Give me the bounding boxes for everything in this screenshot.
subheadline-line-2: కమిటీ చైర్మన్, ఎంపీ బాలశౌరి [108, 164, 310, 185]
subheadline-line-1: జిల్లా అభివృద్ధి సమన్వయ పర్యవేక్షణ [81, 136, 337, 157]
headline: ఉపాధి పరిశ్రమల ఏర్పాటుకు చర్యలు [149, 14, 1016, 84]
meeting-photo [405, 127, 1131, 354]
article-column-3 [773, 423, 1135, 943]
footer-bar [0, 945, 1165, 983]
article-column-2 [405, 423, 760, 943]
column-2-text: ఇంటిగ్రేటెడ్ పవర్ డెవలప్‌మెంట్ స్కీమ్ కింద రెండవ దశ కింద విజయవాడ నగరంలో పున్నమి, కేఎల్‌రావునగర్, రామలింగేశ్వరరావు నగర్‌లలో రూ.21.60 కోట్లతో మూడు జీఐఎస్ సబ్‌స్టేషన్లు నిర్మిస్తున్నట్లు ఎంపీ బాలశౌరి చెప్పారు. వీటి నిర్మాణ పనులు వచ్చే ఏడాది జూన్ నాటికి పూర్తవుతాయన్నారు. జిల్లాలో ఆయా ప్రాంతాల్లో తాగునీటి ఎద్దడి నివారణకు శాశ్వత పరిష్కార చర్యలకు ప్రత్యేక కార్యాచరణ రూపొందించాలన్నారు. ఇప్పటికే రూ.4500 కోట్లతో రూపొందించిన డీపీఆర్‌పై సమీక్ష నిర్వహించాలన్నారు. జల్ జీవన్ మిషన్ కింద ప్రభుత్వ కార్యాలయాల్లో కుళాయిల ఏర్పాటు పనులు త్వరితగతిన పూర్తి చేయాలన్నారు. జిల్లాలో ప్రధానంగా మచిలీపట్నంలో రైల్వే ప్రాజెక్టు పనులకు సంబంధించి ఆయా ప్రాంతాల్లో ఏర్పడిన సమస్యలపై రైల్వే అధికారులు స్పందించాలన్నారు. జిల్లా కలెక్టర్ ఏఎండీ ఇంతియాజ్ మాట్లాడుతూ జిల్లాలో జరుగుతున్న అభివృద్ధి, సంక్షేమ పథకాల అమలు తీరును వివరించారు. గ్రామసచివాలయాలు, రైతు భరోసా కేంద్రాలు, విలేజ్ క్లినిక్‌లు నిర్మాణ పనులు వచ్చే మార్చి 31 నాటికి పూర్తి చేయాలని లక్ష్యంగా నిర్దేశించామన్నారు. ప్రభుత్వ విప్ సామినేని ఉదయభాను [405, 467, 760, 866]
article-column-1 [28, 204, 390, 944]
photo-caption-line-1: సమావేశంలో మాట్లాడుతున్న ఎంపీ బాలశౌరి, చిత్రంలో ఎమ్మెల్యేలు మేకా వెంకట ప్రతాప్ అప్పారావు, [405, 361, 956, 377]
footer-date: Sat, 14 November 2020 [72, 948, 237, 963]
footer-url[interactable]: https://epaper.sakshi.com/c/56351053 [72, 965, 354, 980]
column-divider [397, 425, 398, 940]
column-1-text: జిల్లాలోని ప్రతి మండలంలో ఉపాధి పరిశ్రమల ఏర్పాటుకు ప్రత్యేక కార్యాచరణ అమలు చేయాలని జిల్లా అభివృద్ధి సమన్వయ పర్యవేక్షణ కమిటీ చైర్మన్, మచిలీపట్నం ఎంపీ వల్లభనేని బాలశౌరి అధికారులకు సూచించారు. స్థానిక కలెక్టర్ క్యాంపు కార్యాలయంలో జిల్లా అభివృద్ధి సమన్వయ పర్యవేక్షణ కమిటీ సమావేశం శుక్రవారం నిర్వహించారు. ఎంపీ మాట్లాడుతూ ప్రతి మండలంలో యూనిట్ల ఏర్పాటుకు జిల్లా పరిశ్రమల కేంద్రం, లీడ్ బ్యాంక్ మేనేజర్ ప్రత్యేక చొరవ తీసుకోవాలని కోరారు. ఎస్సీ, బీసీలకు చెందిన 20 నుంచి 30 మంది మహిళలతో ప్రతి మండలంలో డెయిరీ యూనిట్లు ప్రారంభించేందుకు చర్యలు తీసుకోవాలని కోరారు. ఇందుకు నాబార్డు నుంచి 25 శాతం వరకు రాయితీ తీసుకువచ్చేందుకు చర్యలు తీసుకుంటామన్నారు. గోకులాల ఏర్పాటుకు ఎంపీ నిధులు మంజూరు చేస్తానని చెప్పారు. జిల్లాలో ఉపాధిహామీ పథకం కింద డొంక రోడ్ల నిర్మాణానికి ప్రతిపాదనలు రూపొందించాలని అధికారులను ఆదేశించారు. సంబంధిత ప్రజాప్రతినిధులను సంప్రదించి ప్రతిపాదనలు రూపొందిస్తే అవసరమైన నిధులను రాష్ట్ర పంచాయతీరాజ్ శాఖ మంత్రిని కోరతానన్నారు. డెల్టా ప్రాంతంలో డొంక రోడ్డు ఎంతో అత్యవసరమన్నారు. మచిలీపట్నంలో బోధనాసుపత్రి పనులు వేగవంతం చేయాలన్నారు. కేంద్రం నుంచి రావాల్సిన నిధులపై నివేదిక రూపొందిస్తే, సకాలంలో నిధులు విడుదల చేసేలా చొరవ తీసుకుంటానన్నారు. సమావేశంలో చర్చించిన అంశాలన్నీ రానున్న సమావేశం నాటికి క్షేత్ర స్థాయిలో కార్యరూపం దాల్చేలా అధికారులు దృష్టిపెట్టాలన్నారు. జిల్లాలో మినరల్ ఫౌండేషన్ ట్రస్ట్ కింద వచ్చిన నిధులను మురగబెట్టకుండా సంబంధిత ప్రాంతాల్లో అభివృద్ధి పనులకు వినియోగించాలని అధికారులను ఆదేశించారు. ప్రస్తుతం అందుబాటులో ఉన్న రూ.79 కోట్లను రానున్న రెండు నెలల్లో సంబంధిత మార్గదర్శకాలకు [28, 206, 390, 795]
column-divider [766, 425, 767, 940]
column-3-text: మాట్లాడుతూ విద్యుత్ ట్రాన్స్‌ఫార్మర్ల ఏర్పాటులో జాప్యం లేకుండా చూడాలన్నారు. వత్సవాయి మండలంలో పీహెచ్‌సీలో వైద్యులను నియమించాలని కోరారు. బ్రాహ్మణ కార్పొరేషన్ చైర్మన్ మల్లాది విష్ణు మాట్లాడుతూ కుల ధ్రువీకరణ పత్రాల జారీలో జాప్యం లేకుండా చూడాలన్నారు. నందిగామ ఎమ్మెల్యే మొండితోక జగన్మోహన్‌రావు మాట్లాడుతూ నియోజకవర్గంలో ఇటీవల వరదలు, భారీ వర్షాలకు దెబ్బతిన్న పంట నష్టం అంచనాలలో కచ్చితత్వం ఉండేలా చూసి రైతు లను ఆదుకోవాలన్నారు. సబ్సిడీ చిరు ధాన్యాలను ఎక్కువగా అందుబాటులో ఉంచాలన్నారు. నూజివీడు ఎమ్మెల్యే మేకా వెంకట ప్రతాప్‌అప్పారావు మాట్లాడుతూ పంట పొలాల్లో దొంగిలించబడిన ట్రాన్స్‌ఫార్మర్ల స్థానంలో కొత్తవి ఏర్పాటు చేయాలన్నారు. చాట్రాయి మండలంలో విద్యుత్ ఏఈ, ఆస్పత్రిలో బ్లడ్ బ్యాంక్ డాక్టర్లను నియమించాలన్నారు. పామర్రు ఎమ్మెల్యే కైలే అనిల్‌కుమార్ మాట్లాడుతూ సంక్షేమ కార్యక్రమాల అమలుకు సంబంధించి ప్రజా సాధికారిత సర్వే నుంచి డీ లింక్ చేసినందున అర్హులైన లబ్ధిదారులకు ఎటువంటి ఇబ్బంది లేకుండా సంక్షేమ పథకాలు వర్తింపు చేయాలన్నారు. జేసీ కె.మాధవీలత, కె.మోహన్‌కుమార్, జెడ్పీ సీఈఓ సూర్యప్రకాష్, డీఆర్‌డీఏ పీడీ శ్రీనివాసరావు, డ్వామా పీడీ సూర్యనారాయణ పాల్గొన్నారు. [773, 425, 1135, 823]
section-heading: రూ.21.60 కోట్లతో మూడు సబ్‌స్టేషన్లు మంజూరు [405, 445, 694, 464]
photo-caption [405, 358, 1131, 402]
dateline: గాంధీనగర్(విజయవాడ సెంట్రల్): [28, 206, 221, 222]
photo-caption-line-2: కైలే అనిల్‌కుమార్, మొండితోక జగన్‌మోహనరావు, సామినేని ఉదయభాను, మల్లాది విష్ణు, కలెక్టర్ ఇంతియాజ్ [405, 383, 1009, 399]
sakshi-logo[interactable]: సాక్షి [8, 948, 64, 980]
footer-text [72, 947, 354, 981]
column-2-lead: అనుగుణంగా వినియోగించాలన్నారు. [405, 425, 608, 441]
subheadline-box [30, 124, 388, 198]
•••
• **Set exercise**
Could you put the lines above, from the first one through the line containing "column-divider [397, 425, 398, 940]" (that line included), into a JSON list of strings, one string per line and blank lines omitted?

• **Correct result**
[
  "Give me the bounding boxes for everything in this screenshot.",
  "subheadline-line-2: కమిటీ చైర్మన్, ఎంపీ బాలశౌరి [108, 164, 310, 185]",
  "subheadline-line-1: జిల్లా అభివృద్ధి సమన్వయ పర్యవేక్షణ [81, 136, 337, 157]",
  "headline: ఉపాధి పరిశ్రమల ఏర్పాటుకు చర్యలు [149, 14, 1016, 84]",
  "meeting-photo [405, 127, 1131, 354]",
  "article-column-3 [773, 423, 1135, 943]",
  "footer-bar [0, 945, 1165, 983]",
  "article-column-2 [405, 423, 760, 943]",
  "column-2-text: ఇంటిగ్రేటెడ్ పవర్ డెవలప్‌మెంట్ స్కీమ్ కింద రెండవ దశ కింద విజయవాడ నగరంలో పున్నమి, కేఎల్‌రావునగర్, రామలింగేశ్వరరావు నగర్‌లలో రూ.21.60 కోట్లతో మూడు జీఐఎస్ సబ్‌స్టేషన్లు నిర్మిస్తున్నట్లు ఎంపీ బాలశౌరి చెప్పారు. వీటి నిర్మాణ పనులు వచ్చే ఏడాది జూన్ నాటికి పూర్తవుతాయన్నారు. జిల్లాలో ఆయా ప్రాంతాల్లో తాగునీటి ఎద్దడి నివారణకు శాశ్వత పరిష్కార చర్యలకు ప్రత్యేక కార్యాచరణ రూపొందించాలన్నారు. ఇప్పటికే రూ.4500 కోట్లతో రూపొందించిన డీపీఆర్‌పై సమీక్ష నిర్వహించాలన్నారు. జల్ జీవన్ మిషన్ కింద ప్రభుత్వ కార్యాలయాల్లో కుళాయిల ఏర్పాటు పనులు త్వరితగతిన పూర్తి చేయాలన్నారు. జిల్లాలో ప్రధానంగా మచిలీపట్నంలో రైల్వే ప్రాజెక్టు పనులకు సంబంధించి ఆయా ప్రాంతాల్లో ఏర్పడిన సమస్యలపై రైల్వే అధికారులు స్పందించాలన్నారు. జిల్లా కలెక్టర్ ఏఎండీ ఇంతియాజ్ మాట్లాడుతూ జిల్లాలో జరుగుతున్న అభివృద్ధి, సంక్షేమ పథకాల అమలు తీరును వివరించారు. గ్రామసచివాలయాలు, రైతు భరోసా కేంద్రాలు, విలేజ్ క్లినిక్‌లు నిర్మాణ పనులు వచ్చే మార్చి 31 నాటికి పూర్తి చేయాలని లక్ష్యంగా నిర్దేశించామన్నారు. ప్రభుత్వ విప్ సామినేని ఉదయభాను [405, 467, 760, 866]",
  "article-column-1 [28, 204, 390, 944]",
  "photo-caption-line-1: సమావేశంలో మాట్లాడుతున్న ఎంపీ బాలశౌరి, చిత్రంలో ఎమ్మెల్యేలు మేకా వెంకట ప్రతాప్ అప్పారావు, [405, 361, 956, 377]",
  "footer-date: Sat, 14 November 2020 [72, 948, 237, 963]",
  "footer-url[interactable]: https://epaper.sakshi.com/c/56351053 [72, 965, 354, 980]",
  "column-divider [397, 425, 398, 940]"
]